Your goal: Copy the material that follows word for word and omit its pictures.

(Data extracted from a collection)
___

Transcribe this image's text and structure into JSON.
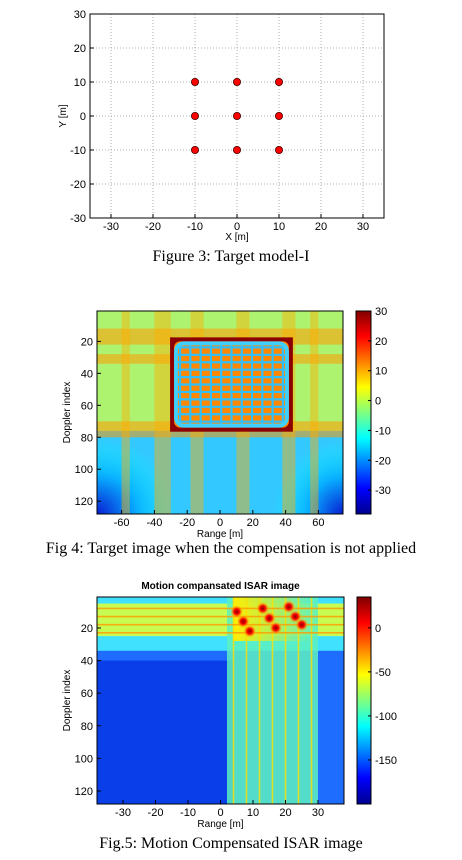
{
  "captions": {
    "fig3": "Figure 3: Target model-I",
    "fig4": "Fig 4: Target image when the compensation is not applied",
    "fig5": "Fig.5: Motion Compensated ISAR image"
  },
  "chart_data": [
    {
      "type": "scatter",
      "title": "",
      "xlabel": "X [m]",
      "ylabel": "Y [m]",
      "xlim": [
        -35,
        35
      ],
      "ylim": [
        -30,
        30
      ],
      "xticks": [
        -30,
        -20,
        -10,
        0,
        10,
        20,
        30
      ],
      "yticks": [
        30,
        20,
        10,
        0,
        -10,
        -20,
        -30
      ],
      "grid": true,
      "marker_color": "#ff0000",
      "points": [
        {
          "x": -10,
          "y": 10
        },
        {
          "x": 0,
          "y": 10
        },
        {
          "x": 10,
          "y": 10
        },
        {
          "x": -10,
          "y": 0
        },
        {
          "x": 0,
          "y": 0
        },
        {
          "x": 10,
          "y": 0
        },
        {
          "x": -10,
          "y": -10
        },
        {
          "x": 0,
          "y": -10
        },
        {
          "x": 10,
          "y": -10
        }
      ]
    },
    {
      "type": "heatmap",
      "title": "",
      "xlabel": "Range [m]",
      "ylabel": "Doppler index",
      "xlim": [
        -75,
        75
      ],
      "ylim": [
        1,
        128
      ],
      "xticks": [
        -60,
        -40,
        -20,
        0,
        20,
        40,
        60
      ],
      "yticks": [
        20,
        40,
        60,
        80,
        100,
        120
      ],
      "colorbar": {
        "range": [
          -38,
          30
        ],
        "ticks": [
          30,
          20,
          10,
          0,
          -10,
          -20,
          -30
        ]
      },
      "colormap": "jet",
      "description_values": {
        "bright_box_range": [
          -28,
          42
        ],
        "bright_box_doppler": [
          20,
          74
        ],
        "grid_lines": 10
      }
    },
    {
      "type": "heatmap",
      "title": "Motion compansated ISAR image",
      "xlabel": "Range [m]",
      "ylabel": "Doppler index",
      "xlim": [
        -38,
        38
      ],
      "ylim": [
        1,
        128
      ],
      "xticks": [
        -30,
        -20,
        -10,
        0,
        10,
        20,
        30
      ],
      "yticks": [
        20,
        40,
        60,
        80,
        100,
        120
      ],
      "colorbar": {
        "range": [
          -200,
          35
        ],
        "ticks": [
          0,
          -50,
          -100,
          -150
        ]
      },
      "colormap": "jet",
      "scatterers": [
        {
          "range": 5,
          "doppler": 10
        },
        {
          "range": 13,
          "doppler": 8
        },
        {
          "range": 21,
          "doppler": 7
        },
        {
          "range": 7,
          "doppler": 16
        },
        {
          "range": 15,
          "doppler": 14
        },
        {
          "range": 23,
          "doppler": 13
        },
        {
          "range": 9,
          "doppler": 22
        },
        {
          "range": 17,
          "doppler": 20
        },
        {
          "range": 25,
          "doppler": 18
        }
      ]
    }
  ]
}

___

Written response:
Transcribe this image's text and structure into JSON.
{
  "captions": {
    "fig3": "Figure 3: Target model-I",
    "fig4": "Fig 4: Target image when the compensation is not applied",
    "fig5": "Fig.5: Motion Compensated ISAR image"
  },
  "chart_data": [
    {
      "type": "scatter",
      "title": "",
      "xlabel": "X [m]",
      "ylabel": "Y [m]",
      "xlim": [
        -35,
        35
      ],
      "ylim": [
        -30,
        30
      ],
      "xticks": [
        -30,
        -20,
        -10,
        0,
        10,
        20,
        30
      ],
      "yticks": [
        30,
        20,
        10,
        0,
        -10,
        -20,
        -30
      ],
      "grid": true,
      "marker_color": "#ff0000",
      "points": [
        {
          "x": -10,
          "y": 10
        },
        {
          "x": 0,
          "y": 10
        },
        {
          "x": 10,
          "y": 10
        },
        {
          "x": -10,
          "y": 0
        },
        {
          "x": 0,
          "y": 0
        },
        {
          "x": 10,
          "y": 0
        },
        {
          "x": -10,
          "y": -10
        },
        {
          "x": 0,
          "y": -10
        },
        {
          "x": 10,
          "y": -10
        }
      ]
    },
    {
      "type": "heatmap",
      "title": "",
      "xlabel": "Range [m]",
      "ylabel": "Doppler index",
      "xlim": [
        -75,
        75
      ],
      "ylim": [
        1,
        128
      ],
      "xticks": [
        -60,
        -40,
        -20,
        0,
        20,
        40,
        60
      ],
      "yticks": [
        20,
        40,
        60,
        80,
        100,
        120
      ],
      "colorbar": {
        "range": [
          -38,
          30
        ],
        "ticks": [
          30,
          20,
          10,
          0,
          -10,
          -20,
          -30
        ]
      },
      "colormap": "jet",
      "description_values": {
        "bright_box_range": [
          -28,
          42
        ],
        "bright_box_doppler": [
          20,
          74
        ],
        "grid_lines": 10
      }
    },
    {
      "type": "heatmap",
      "title": "Motion compansated ISAR image",
      "xlabel": "Range [m]",
      "ylabel": "Doppler index",
      "xlim": [
        -38,
        38
      ],
      "ylim": [
        1,
        128
      ],
      "xticks": [
        -30,
        -20,
        -10,
        0,
        10,
        20,
        30
      ],
      "yticks": [
        20,
        40,
        60,
        80,
        100,
        120
      ],
      "colorbar": {
        "range": [
          -200,
          35
        ],
        "ticks": [
          0,
          -50,
          -100,
          -150
        ]
      },
      "colormap": "jet",
      "scatterers": [
        {
          "range": 5,
          "doppler": 10
        },
        {
          "range": 13,
          "doppler": 8
        },
        {
          "range": 21,
          "doppler": 7
        },
        {
          "range": 7,
          "doppler": 16
        },
        {
          "range": 15,
          "doppler": 14
        },
        {
          "range": 23,
          "doppler": 13
        },
        {
          "range": 9,
          "doppler": 22
        },
        {
          "range": 17,
          "doppler": 20
        },
        {
          "range": 25,
          "doppler": 18
        }
      ]
    }
  ]
}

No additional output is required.